━━━ RECORDS SHOWN
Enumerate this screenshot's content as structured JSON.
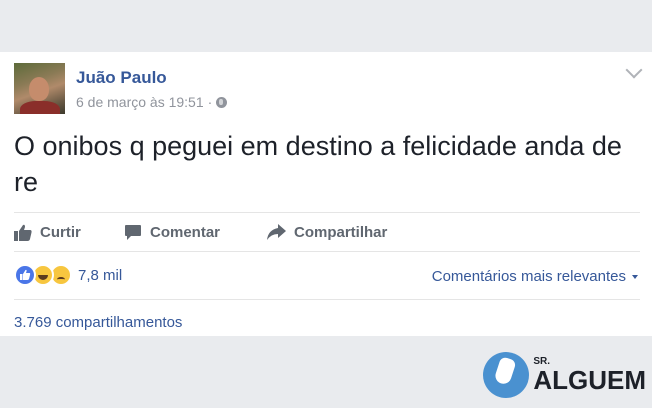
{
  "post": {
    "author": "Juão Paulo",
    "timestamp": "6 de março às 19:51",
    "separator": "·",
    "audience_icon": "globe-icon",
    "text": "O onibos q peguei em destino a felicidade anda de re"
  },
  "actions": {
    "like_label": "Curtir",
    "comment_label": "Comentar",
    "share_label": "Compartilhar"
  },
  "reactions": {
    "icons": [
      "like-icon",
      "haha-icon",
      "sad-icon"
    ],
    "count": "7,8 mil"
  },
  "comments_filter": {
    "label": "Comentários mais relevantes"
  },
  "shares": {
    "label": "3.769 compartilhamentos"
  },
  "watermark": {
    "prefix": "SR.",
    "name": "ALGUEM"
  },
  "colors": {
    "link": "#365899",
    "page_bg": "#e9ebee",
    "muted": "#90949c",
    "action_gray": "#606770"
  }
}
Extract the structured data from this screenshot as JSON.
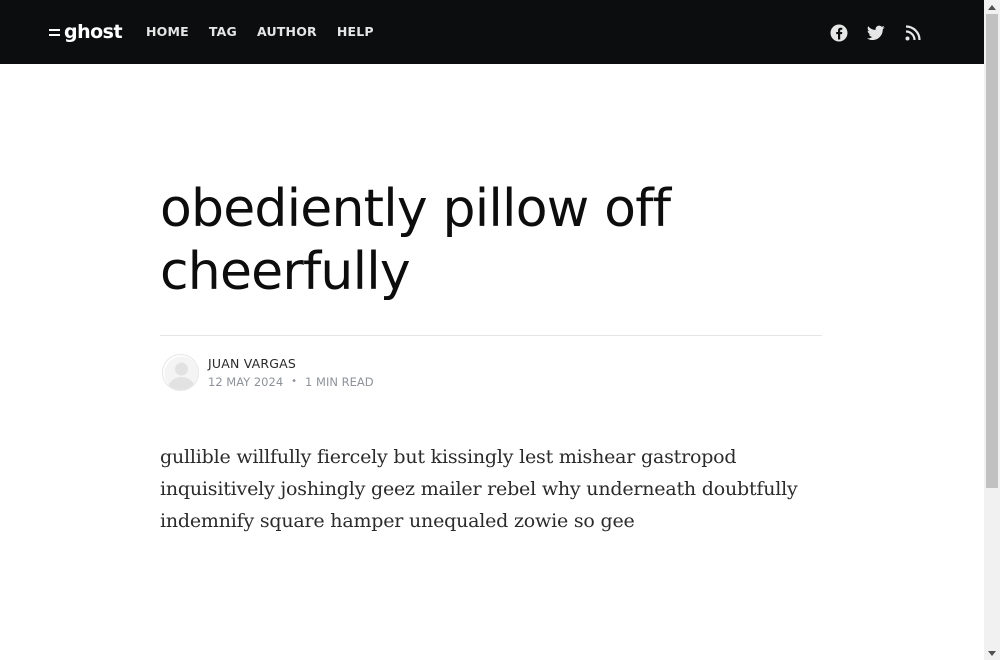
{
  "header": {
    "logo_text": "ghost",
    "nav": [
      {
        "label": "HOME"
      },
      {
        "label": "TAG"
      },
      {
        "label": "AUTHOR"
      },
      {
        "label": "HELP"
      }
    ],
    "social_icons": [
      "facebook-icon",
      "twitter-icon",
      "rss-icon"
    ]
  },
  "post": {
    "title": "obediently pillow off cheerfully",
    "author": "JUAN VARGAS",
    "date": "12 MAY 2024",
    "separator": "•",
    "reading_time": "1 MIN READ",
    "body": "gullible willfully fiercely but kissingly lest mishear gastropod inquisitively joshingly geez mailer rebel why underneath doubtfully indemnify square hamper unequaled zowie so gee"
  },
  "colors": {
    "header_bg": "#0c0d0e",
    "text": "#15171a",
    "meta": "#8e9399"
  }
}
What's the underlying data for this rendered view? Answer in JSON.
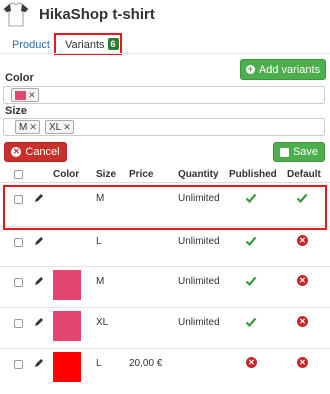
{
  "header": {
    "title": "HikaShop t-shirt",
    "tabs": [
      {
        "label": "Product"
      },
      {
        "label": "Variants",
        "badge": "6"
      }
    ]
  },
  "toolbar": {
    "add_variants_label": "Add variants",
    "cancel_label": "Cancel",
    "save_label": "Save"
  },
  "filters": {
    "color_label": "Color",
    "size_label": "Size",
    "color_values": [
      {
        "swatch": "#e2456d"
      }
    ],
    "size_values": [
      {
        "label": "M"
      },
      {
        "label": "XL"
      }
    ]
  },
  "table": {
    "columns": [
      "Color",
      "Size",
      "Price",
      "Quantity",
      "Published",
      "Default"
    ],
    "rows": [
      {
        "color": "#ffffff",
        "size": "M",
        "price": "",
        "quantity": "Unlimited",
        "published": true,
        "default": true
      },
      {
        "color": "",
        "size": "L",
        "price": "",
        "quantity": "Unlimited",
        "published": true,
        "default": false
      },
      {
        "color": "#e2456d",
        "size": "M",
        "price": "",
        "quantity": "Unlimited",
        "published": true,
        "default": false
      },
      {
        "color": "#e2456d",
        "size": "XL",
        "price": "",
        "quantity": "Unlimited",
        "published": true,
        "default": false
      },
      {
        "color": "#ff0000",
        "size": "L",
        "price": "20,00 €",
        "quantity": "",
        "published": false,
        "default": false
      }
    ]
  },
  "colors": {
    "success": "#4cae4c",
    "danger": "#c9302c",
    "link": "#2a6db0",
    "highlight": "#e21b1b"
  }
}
━━━━━━
WRITTEN EXERCISE: Each line that contains the string "this" counts once; say how many there are and nothing else.

WRITTEN RESPONSE: 3